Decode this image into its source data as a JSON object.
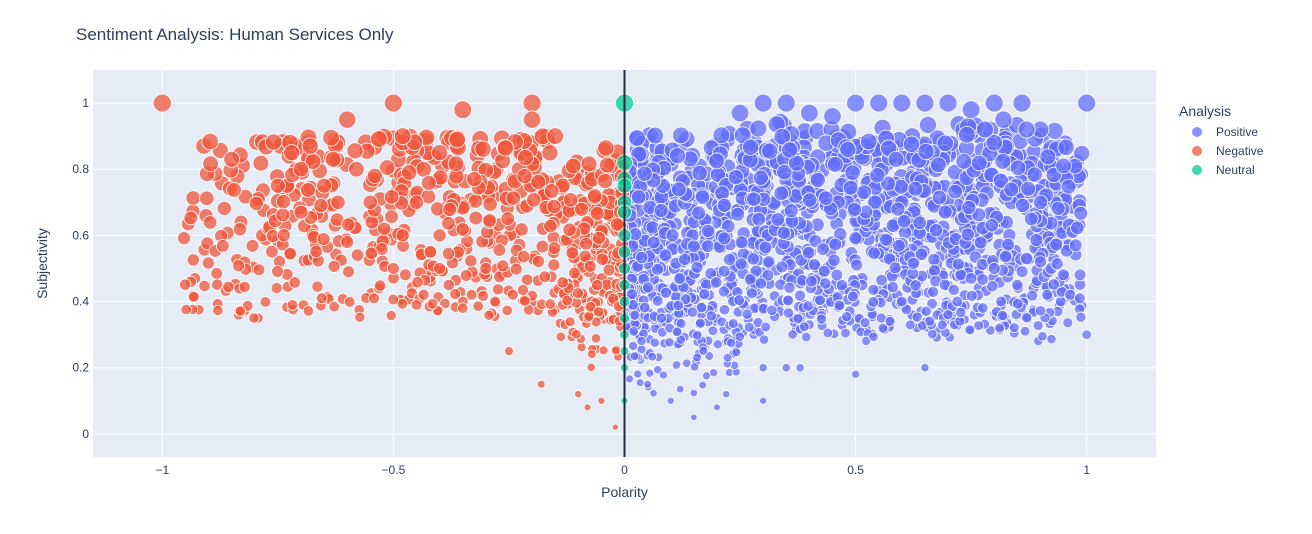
{
  "chart_data": {
    "type": "scatter",
    "title": "Sentiment Analysis: Human Services Only",
    "xlabel": "Polarity",
    "ylabel": "Subjectivity",
    "xlim": [
      -1.15,
      1.15
    ],
    "ylim": [
      -0.07,
      1.1
    ],
    "x_ticks": [
      -1,
      -0.5,
      0,
      0.5,
      1
    ],
    "x_tick_labels": [
      "−1",
      "−0.5",
      "0",
      "0.5",
      "1"
    ],
    "y_ticks": [
      0,
      0.2,
      0.4,
      0.6,
      0.8,
      1
    ],
    "y_tick_labels": [
      "0",
      "0.2",
      "0.4",
      "0.6",
      "0.8",
      "1"
    ],
    "grid": true,
    "legend": {
      "title": "Analysis",
      "placement": "right"
    },
    "vertical_line_x": 0,
    "series": [
      {
        "name": "Positive",
        "color": "#636efa",
        "points": [
          [
            1.0,
            1.0
          ],
          [
            0.95,
            0.81
          ],
          [
            1.0,
            0.3
          ],
          [
            0.9,
            0.92
          ],
          [
            0.87,
            0.92
          ],
          [
            0.8,
            1.0
          ],
          [
            0.86,
            1.0
          ],
          [
            0.85,
            0.45
          ],
          [
            0.87,
            0.53
          ],
          [
            0.9,
            0.52
          ],
          [
            0.88,
            0.65
          ],
          [
            0.9,
            0.7
          ],
          [
            0.8,
            0.5
          ],
          [
            0.75,
            0.47
          ],
          [
            0.72,
            0.4
          ],
          [
            0.7,
            0.36
          ],
          [
            0.65,
            0.2
          ],
          [
            0.5,
            0.18
          ],
          [
            0.3,
            0.2
          ],
          [
            0.35,
            0.2
          ],
          [
            0.38,
            0.2
          ],
          [
            0.3,
            0.1
          ],
          [
            0.22,
            0.12
          ],
          [
            0.15,
            0.05
          ],
          [
            0.2,
            0.08
          ],
          [
            0.1,
            0.1
          ],
          [
            0.05,
            0.15
          ],
          [
            0.6,
            0.4
          ],
          [
            0.6,
            1.0
          ],
          [
            0.65,
            1.0
          ],
          [
            0.7,
            1.0
          ],
          [
            0.55,
            1.0
          ],
          [
            0.5,
            1.0
          ],
          [
            0.35,
            1.0
          ],
          [
            0.3,
            1.0
          ],
          [
            0.25,
            0.97
          ],
          [
            0.4,
            0.97
          ],
          [
            0.45,
            0.96
          ],
          [
            0.75,
            0.98
          ],
          [
            0.8,
            0.88
          ],
          [
            0.82,
            0.95
          ],
          [
            0.78,
            0.92
          ]
        ]
      },
      {
        "name": "Negative",
        "color": "#ef553b",
        "points": [
          [
            -1.0,
            1.0
          ],
          [
            -0.85,
            0.83
          ],
          [
            -0.75,
            0.75
          ],
          [
            -0.7,
            0.67
          ],
          [
            -0.7,
            0.8
          ],
          [
            -0.72,
            0.85
          ],
          [
            -0.68,
            0.87
          ],
          [
            -0.65,
            0.75
          ],
          [
            -0.63,
            0.83
          ],
          [
            -0.6,
            0.95
          ],
          [
            -0.62,
            0.7
          ],
          [
            -0.6,
            0.58
          ],
          [
            -0.55,
            0.7
          ],
          [
            -0.5,
            0.5
          ],
          [
            -0.5,
            1.0
          ],
          [
            -0.48,
            0.9
          ],
          [
            -0.45,
            0.39
          ],
          [
            -0.4,
            0.5
          ],
          [
            -0.4,
            0.6
          ],
          [
            -0.35,
            0.98
          ],
          [
            -0.4,
            0.85
          ],
          [
            -0.38,
            0.45
          ],
          [
            -0.35,
            0.38
          ],
          [
            -0.2,
            1.0
          ],
          [
            -0.2,
            0.95
          ],
          [
            -0.15,
            0.9
          ],
          [
            -0.18,
            0.15
          ],
          [
            -0.1,
            0.12
          ],
          [
            -0.05,
            0.1
          ],
          [
            -0.02,
            0.02
          ],
          [
            -0.08,
            0.08
          ],
          [
            -0.25,
            0.25
          ],
          [
            -0.28,
            0.4
          ],
          [
            -0.3,
            0.5
          ],
          [
            -0.58,
            0.8
          ],
          [
            -0.52,
            0.62
          ],
          [
            -0.54,
            0.78
          ],
          [
            -0.45,
            0.7
          ],
          [
            -0.42,
            0.55
          ],
          [
            -0.48,
            0.6
          ]
        ]
      },
      {
        "name": "Neutral",
        "color": "#00cc96",
        "points": [
          [
            0,
            1.0
          ],
          [
            0,
            0.82
          ],
          [
            0,
            0.77
          ],
          [
            0,
            0.75
          ],
          [
            0,
            0.7
          ],
          [
            0,
            0.67
          ],
          [
            0,
            0.6
          ],
          [
            0,
            0.55
          ],
          [
            0,
            0.5
          ],
          [
            0,
            0.45
          ],
          [
            0,
            0.4
          ],
          [
            0,
            0.35
          ],
          [
            0,
            0.3
          ],
          [
            0,
            0.25
          ],
          [
            0,
            0.2
          ],
          [
            0,
            0.1
          ]
        ]
      }
    ]
  }
}
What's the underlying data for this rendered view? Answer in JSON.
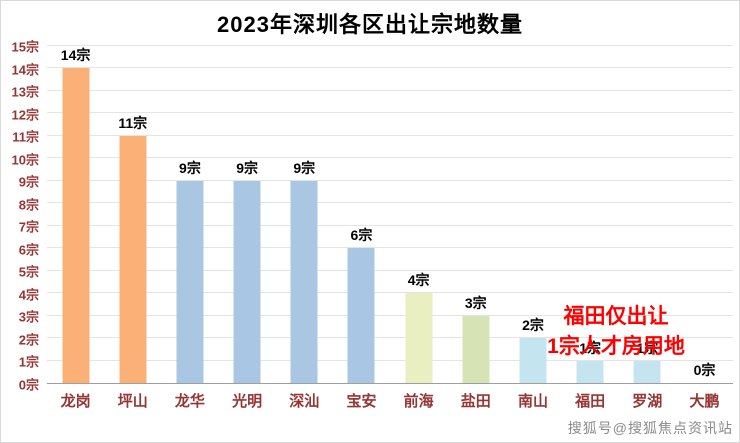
{
  "title": "2023年深圳各区出让宗地数量",
  "watermark": "搜狐号@搜狐焦点资讯站",
  "annotation": {
    "line1": "福田仅出让",
    "line2": "1宗人才房用地",
    "color": "#ff0000"
  },
  "colors": {
    "axis_label": "#943634",
    "grid": "#e4e4e4",
    "orange": "#fbb077",
    "blue": "#a9c6e3",
    "pale_yellow_green": "#e9efc0",
    "pale_green": "#d6e4b5",
    "pale_cyan": "#c4e5f0"
  },
  "chart_data": {
    "type": "bar",
    "title": "2023年深圳各区出让宗地数量",
    "categories": [
      "龙岗",
      "坪山",
      "龙华",
      "光明",
      "深汕",
      "宝安",
      "前海",
      "盐田",
      "南山",
      "福田",
      "罗湖",
      "大鹏"
    ],
    "values": [
      14,
      11,
      9,
      9,
      9,
      6,
      4,
      3,
      2,
      1,
      1,
      0
    ],
    "data_labels": [
      "14宗",
      "11宗",
      "9宗",
      "9宗",
      "9宗",
      "6宗",
      "4宗",
      "3宗",
      "2宗",
      "1宗",
      "1宗",
      "0宗"
    ],
    "bar_colors": [
      "#fbb077",
      "#fbb077",
      "#a9c6e3",
      "#a9c6e3",
      "#a9c6e3",
      "#a9c6e3",
      "#e9efc0",
      "#d6e4b5",
      "#c4e5f0",
      "#c4e5f0",
      "#c4e5f0",
      "#c4e5f0"
    ],
    "ylim": [
      0,
      15
    ],
    "yticks": [
      "0宗",
      "1宗",
      "2宗",
      "3宗",
      "4宗",
      "5宗",
      "6宗",
      "7宗",
      "8宗",
      "9宗",
      "10宗",
      "11宗",
      "12宗",
      "13宗",
      "14宗",
      "15宗"
    ],
    "xlabel": "",
    "ylabel": "",
    "grid": true,
    "legend": false
  }
}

| Do this |
Return the listing above in full and without alteration, excluding its pictures.

| Result of this exercise |
Decode this image into its source data as a JSON object.
{
  "chart_data": {
    "type": "scatter",
    "title": "Sentiment Analysis: Human Services Only",
    "xlabel": "Polarity",
    "ylabel": "Subjectivity",
    "xlim": [
      -1.15,
      1.15
    ],
    "ylim": [
      -0.07,
      1.1
    ],
    "x_ticks": [
      -1,
      -0.5,
      0,
      0.5,
      1
    ],
    "x_tick_labels": [
      "−1",
      "−0.5",
      "0",
      "0.5",
      "1"
    ],
    "y_ticks": [
      0,
      0.2,
      0.4,
      0.6,
      0.8,
      1
    ],
    "y_tick_labels": [
      "0",
      "0.2",
      "0.4",
      "0.6",
      "0.8",
      "1"
    ],
    "grid": true,
    "legend": {
      "title": "Analysis",
      "placement": "right"
    },
    "vertical_line_x": 0,
    "series": [
      {
        "name": "Positive",
        "color": "#636efa",
        "points": [
          [
            1.0,
            1.0
          ],
          [
            0.95,
            0.81
          ],
          [
            1.0,
            0.3
          ],
          [
            0.9,
            0.92
          ],
          [
            0.87,
            0.92
          ],
          [
            0.8,
            1.0
          ],
          [
            0.86,
            1.0
          ],
          [
            0.85,
            0.45
          ],
          [
            0.87,
            0.53
          ],
          [
            0.9,
            0.52
          ],
          [
            0.88,
            0.65
          ],
          [
            0.9,
            0.7
          ],
          [
            0.8,
            0.5
          ],
          [
            0.75,
            0.47
          ],
          [
            0.72,
            0.4
          ],
          [
            0.7,
            0.36
          ],
          [
            0.65,
            0.2
          ],
          [
            0.5,
            0.18
          ],
          [
            0.3,
            0.2
          ],
          [
            0.35,
            0.2
          ],
          [
            0.38,
            0.2
          ],
          [
            0.3,
            0.1
          ],
          [
            0.22,
            0.12
          ],
          [
            0.15,
            0.05
          ],
          [
            0.2,
            0.08
          ],
          [
            0.1,
            0.1
          ],
          [
            0.05,
            0.15
          ],
          [
            0.6,
            0.4
          ],
          [
            0.6,
            1.0
          ],
          [
            0.65,
            1.0
          ],
          [
            0.7,
            1.0
          ],
          [
            0.55,
            1.0
          ],
          [
            0.5,
            1.0
          ],
          [
            0.35,
            1.0
          ],
          [
            0.3,
            1.0
          ],
          [
            0.25,
            0.97
          ],
          [
            0.4,
            0.97
          ],
          [
            0.45,
            0.96
          ],
          [
            0.75,
            0.98
          ],
          [
            0.8,
            0.88
          ],
          [
            0.82,
            0.95
          ],
          [
            0.78,
            0.92
          ]
        ]
      },
      {
        "name": "Negative",
        "color": "#ef553b",
        "points": [
          [
            -1.0,
            1.0
          ],
          [
            -0.85,
            0.83
          ],
          [
            -0.75,
            0.75
          ],
          [
            -0.7,
            0.67
          ],
          [
            -0.7,
            0.8
          ],
          [
            -0.72,
            0.85
          ],
          [
            -0.68,
            0.87
          ],
          [
            -0.65,
            0.75
          ],
          [
            -0.63,
            0.83
          ],
          [
            -0.6,
            0.95
          ],
          [
            -0.62,
            0.7
          ],
          [
            -0.6,
            0.58
          ],
          [
            -0.55,
            0.7
          ],
          [
            -0.5,
            0.5
          ],
          [
            -0.5,
            1.0
          ],
          [
            -0.48,
            0.9
          ],
          [
            -0.45,
            0.39
          ],
          [
            -0.4,
            0.5
          ],
          [
            -0.4,
            0.6
          ],
          [
            -0.35,
            0.98
          ],
          [
            -0.4,
            0.85
          ],
          [
            -0.38,
            0.45
          ],
          [
            -0.35,
            0.38
          ],
          [
            -0.2,
            1.0
          ],
          [
            -0.2,
            0.95
          ],
          [
            -0.15,
            0.9
          ],
          [
            -0.18,
            0.15
          ],
          [
            -0.1,
            0.12
          ],
          [
            -0.05,
            0.1
          ],
          [
            -0.02,
            0.02
          ],
          [
            -0.08,
            0.08
          ],
          [
            -0.25,
            0.25
          ],
          [
            -0.28,
            0.4
          ],
          [
            -0.3,
            0.5
          ],
          [
            -0.58,
            0.8
          ],
          [
            -0.52,
            0.62
          ],
          [
            -0.54,
            0.78
          ],
          [
            -0.45,
            0.7
          ],
          [
            -0.42,
            0.55
          ],
          [
            -0.48,
            0.6
          ]
        ]
      },
      {
        "name": "Neutral",
        "color": "#00cc96",
        "points": [
          [
            0,
            1.0
          ],
          [
            0,
            0.82
          ],
          [
            0,
            0.77
          ],
          [
            0,
            0.75
          ],
          [
            0,
            0.7
          ],
          [
            0,
            0.67
          ],
          [
            0,
            0.6
          ],
          [
            0,
            0.55
          ],
          [
            0,
            0.5
          ],
          [
            0,
            0.45
          ],
          [
            0,
            0.4
          ],
          [
            0,
            0.35
          ],
          [
            0,
            0.3
          ],
          [
            0,
            0.25
          ],
          [
            0,
            0.2
          ],
          [
            0,
            0.1
          ]
        ]
      }
    ]
  }
}
What's the underlying data for this rendered view? Answer in JSON.
{
  "title": "2023年深圳各区出让宗地数量",
  "watermark": "搜狐号@搜狐焦点资讯站",
  "annotation": {
    "line1": "福田仅出让",
    "line2": "1宗人才房用地",
    "color": "#ff0000"
  },
  "colors": {
    "axis_label": "#943634",
    "grid": "#e4e4e4",
    "orange": "#fbb077",
    "blue": "#a9c6e3",
    "pale_yellow_green": "#e9efc0",
    "pale_green": "#d6e4b5",
    "pale_cyan": "#c4e5f0"
  },
  "chart_data": {
    "type": "bar",
    "title": "2023年深圳各区出让宗地数量",
    "categories": [
      "龙岗",
      "坪山",
      "龙华",
      "光明",
      "深汕",
      "宝安",
      "前海",
      "盐田",
      "南山",
      "福田",
      "罗湖",
      "大鹏"
    ],
    "values": [
      14,
      11,
      9,
      9,
      9,
      6,
      4,
      3,
      2,
      1,
      1,
      0
    ],
    "data_labels": [
      "14宗",
      "11宗",
      "9宗",
      "9宗",
      "9宗",
      "6宗",
      "4宗",
      "3宗",
      "2宗",
      "1宗",
      "1宗",
      "0宗"
    ],
    "bar_colors": [
      "#fbb077",
      "#fbb077",
      "#a9c6e3",
      "#a9c6e3",
      "#a9c6e3",
      "#a9c6e3",
      "#e9efc0",
      "#d6e4b5",
      "#c4e5f0",
      "#c4e5f0",
      "#c4e5f0",
      "#c4e5f0"
    ],
    "ylim": [
      0,
      15
    ],
    "yticks": [
      "0宗",
      "1宗",
      "2宗",
      "3宗",
      "4宗",
      "5宗",
      "6宗",
      "7宗",
      "8宗",
      "9宗",
      "10宗",
      "11宗",
      "12宗",
      "13宗",
      "14宗",
      "15宗"
    ],
    "xlabel": "",
    "ylabel": "",
    "grid": true,
    "legend": false
  }
}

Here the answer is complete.